(Chart and figure data)
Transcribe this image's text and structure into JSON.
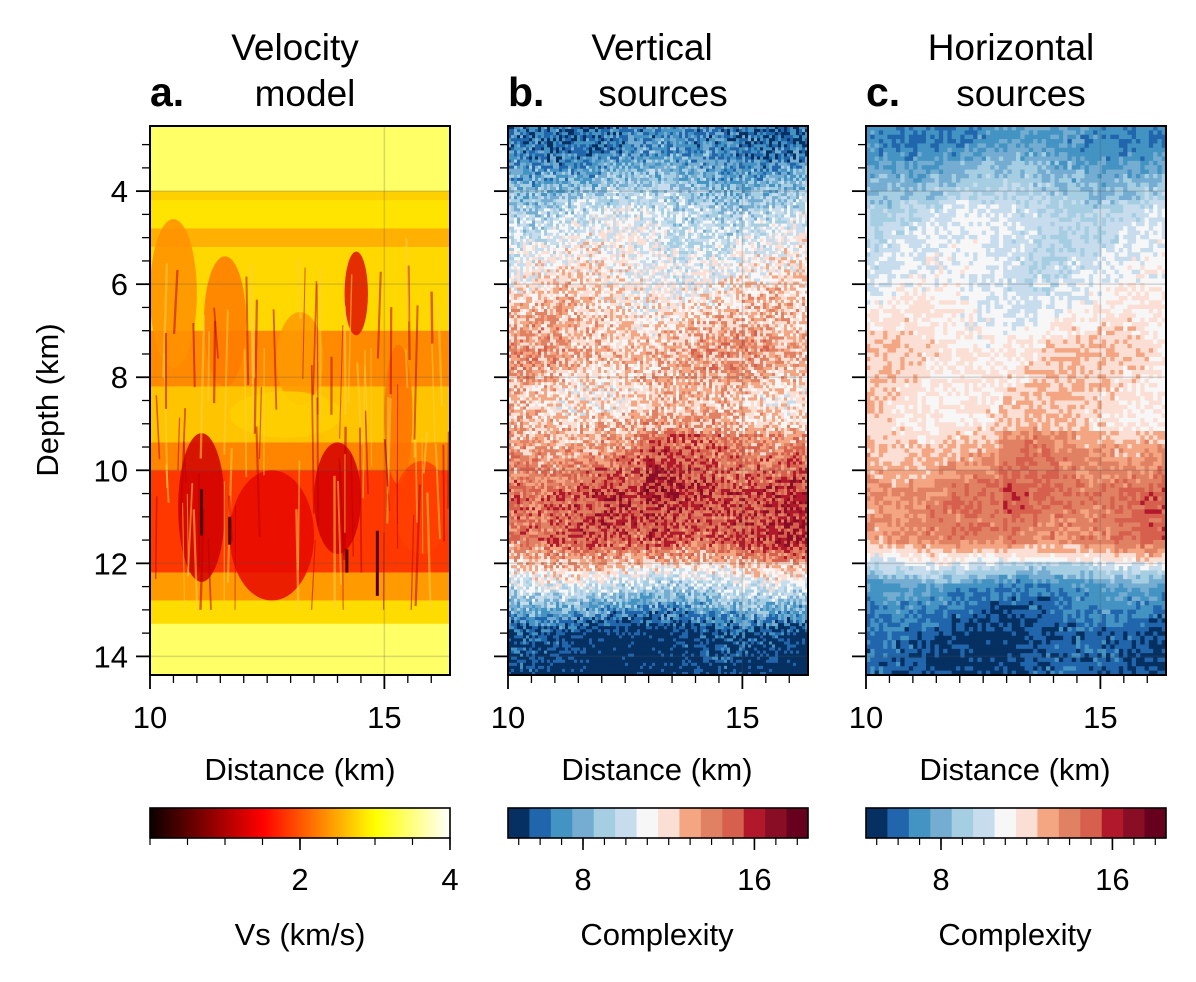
{
  "chart_data": [
    {
      "panel_label": "a.",
      "title_lines": [
        "Velocity",
        "model"
      ],
      "type": "heatmap",
      "colormap": "hot",
      "xlabel": "Distance (km)",
      "ylabel": "Depth (km)",
      "xlim": [
        10,
        16.4
      ],
      "ylim": [
        14.4,
        2.6
      ],
      "x_ticks": [
        "10",
        "15"
      ],
      "y_ticks": [
        "4",
        "6",
        "8",
        "10",
        "12",
        "14"
      ],
      "grid": true,
      "colorbar": {
        "label": "Vs (km/s)",
        "range": [
          0,
          4
        ],
        "ticks": [
          "2",
          "4"
        ]
      }
    },
    {
      "panel_label": "b.",
      "title_lines": [
        "Vertical",
        "sources"
      ],
      "type": "heatmap",
      "colormap": "RdBu_r (14 discrete levels)",
      "xlabel": "Distance (km)",
      "xlim": [
        10,
        16.4
      ],
      "ylim": [
        14.4,
        2.6
      ],
      "x_ticks": [
        "10",
        "15"
      ],
      "grid": true,
      "depth_profile": [
        {
          "depth": 3,
          "complexity": 6.5
        },
        {
          "depth": 4.5,
          "complexity": 10
        },
        {
          "depth": 6,
          "complexity": 11.5
        },
        {
          "depth": 7.5,
          "complexity": 13
        },
        {
          "depth": 8.5,
          "complexity": 12
        },
        {
          "depth": 9.5,
          "complexity": 13.5
        },
        {
          "depth": 10.5,
          "complexity": 15
        },
        {
          "depth": 11.5,
          "complexity": 14.5
        },
        {
          "depth": 12.5,
          "complexity": 10
        },
        {
          "depth": 13.5,
          "complexity": 5
        },
        {
          "depth": 14.4,
          "complexity": 4.5
        }
      ],
      "colorbar": {
        "label": "Complexity",
        "range": [
          4.5,
          18.5
        ],
        "ticks": [
          "8",
          "16"
        ]
      }
    },
    {
      "panel_label": "c.",
      "title_lines": [
        "Horizontal",
        "sources"
      ],
      "type": "heatmap",
      "colormap": "RdBu_r (14 discrete levels)",
      "xlabel": "Distance (km)",
      "xlim": [
        10,
        16.4
      ],
      "ylim": [
        14.4,
        2.6
      ],
      "x_ticks": [
        "10",
        "15"
      ],
      "grid": true,
      "depth_profile": [
        {
          "depth": 3,
          "complexity": 7
        },
        {
          "depth": 4.5,
          "complexity": 10
        },
        {
          "depth": 6,
          "complexity": 10.5
        },
        {
          "depth": 7.5,
          "complexity": 12
        },
        {
          "depth": 9,
          "complexity": 12
        },
        {
          "depth": 10.5,
          "complexity": 14
        },
        {
          "depth": 11.5,
          "complexity": 13.5
        },
        {
          "depth": 12.5,
          "complexity": 7
        },
        {
          "depth": 13.5,
          "complexity": 5.5
        },
        {
          "depth": 14.4,
          "complexity": 5.5
        }
      ],
      "colorbar": {
        "label": "Complexity",
        "range": [
          4.5,
          18.5
        ],
        "ticks": [
          "8",
          "16"
        ]
      }
    }
  ]
}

◆ **Required task**
Write the listing above out again exactly, dropping each image.

◆ **Solved exercise**
Transcribe this image's text and structure into JSON.
{
  "chart_data": [
    {
      "panel_label": "a.",
      "title_lines": [
        "Velocity",
        "model"
      ],
      "type": "heatmap",
      "colormap": "hot",
      "xlabel": "Distance (km)",
      "ylabel": "Depth (km)",
      "xlim": [
        10,
        16.4
      ],
      "ylim": [
        14.4,
        2.6
      ],
      "x_ticks": [
        "10",
        "15"
      ],
      "y_ticks": [
        "4",
        "6",
        "8",
        "10",
        "12",
        "14"
      ],
      "grid": true,
      "colorbar": {
        "label": "Vs (km/s)",
        "range": [
          0,
          4
        ],
        "ticks": [
          "2",
          "4"
        ]
      }
    },
    {
      "panel_label": "b.",
      "title_lines": [
        "Vertical",
        "sources"
      ],
      "type": "heatmap",
      "colormap": "RdBu_r (14 discrete levels)",
      "xlabel": "Distance (km)",
      "xlim": [
        10,
        16.4
      ],
      "ylim": [
        14.4,
        2.6
      ],
      "x_ticks": [
        "10",
        "15"
      ],
      "grid": true,
      "depth_profile": [
        {
          "depth": 3,
          "complexity": 6.5
        },
        {
          "depth": 4.5,
          "complexity": 10
        },
        {
          "depth": 6,
          "complexity": 11.5
        },
        {
          "depth": 7.5,
          "complexity": 13
        },
        {
          "depth": 8.5,
          "complexity": 12
        },
        {
          "depth": 9.5,
          "complexity": 13.5
        },
        {
          "depth": 10.5,
          "complexity": 15
        },
        {
          "depth": 11.5,
          "complexity": 14.5
        },
        {
          "depth": 12.5,
          "complexity": 10
        },
        {
          "depth": 13.5,
          "complexity": 5
        },
        {
          "depth": 14.4,
          "complexity": 4.5
        }
      ],
      "colorbar": {
        "label": "Complexity",
        "range": [
          4.5,
          18.5
        ],
        "ticks": [
          "8",
          "16"
        ]
      }
    },
    {
      "panel_label": "c.",
      "title_lines": [
        "Horizontal",
        "sources"
      ],
      "type": "heatmap",
      "colormap": "RdBu_r (14 discrete levels)",
      "xlabel": "Distance (km)",
      "xlim": [
        10,
        16.4
      ],
      "ylim": [
        14.4,
        2.6
      ],
      "x_ticks": [
        "10",
        "15"
      ],
      "grid": true,
      "depth_profile": [
        {
          "depth": 3,
          "complexity": 7
        },
        {
          "depth": 4.5,
          "complexity": 10
        },
        {
          "depth": 6,
          "complexity": 10.5
        },
        {
          "depth": 7.5,
          "complexity": 12
        },
        {
          "depth": 9,
          "complexity": 12
        },
        {
          "depth": 10.5,
          "complexity": 14
        },
        {
          "depth": 11.5,
          "complexity": 13.5
        },
        {
          "depth": 12.5,
          "complexity": 7
        },
        {
          "depth": 13.5,
          "complexity": 5.5
        },
        {
          "depth": 14.4,
          "complexity": 5.5
        }
      ],
      "colorbar": {
        "label": "Complexity",
        "range": [
          4.5,
          18.5
        ],
        "ticks": [
          "8",
          "16"
        ]
      }
    }
  ]
}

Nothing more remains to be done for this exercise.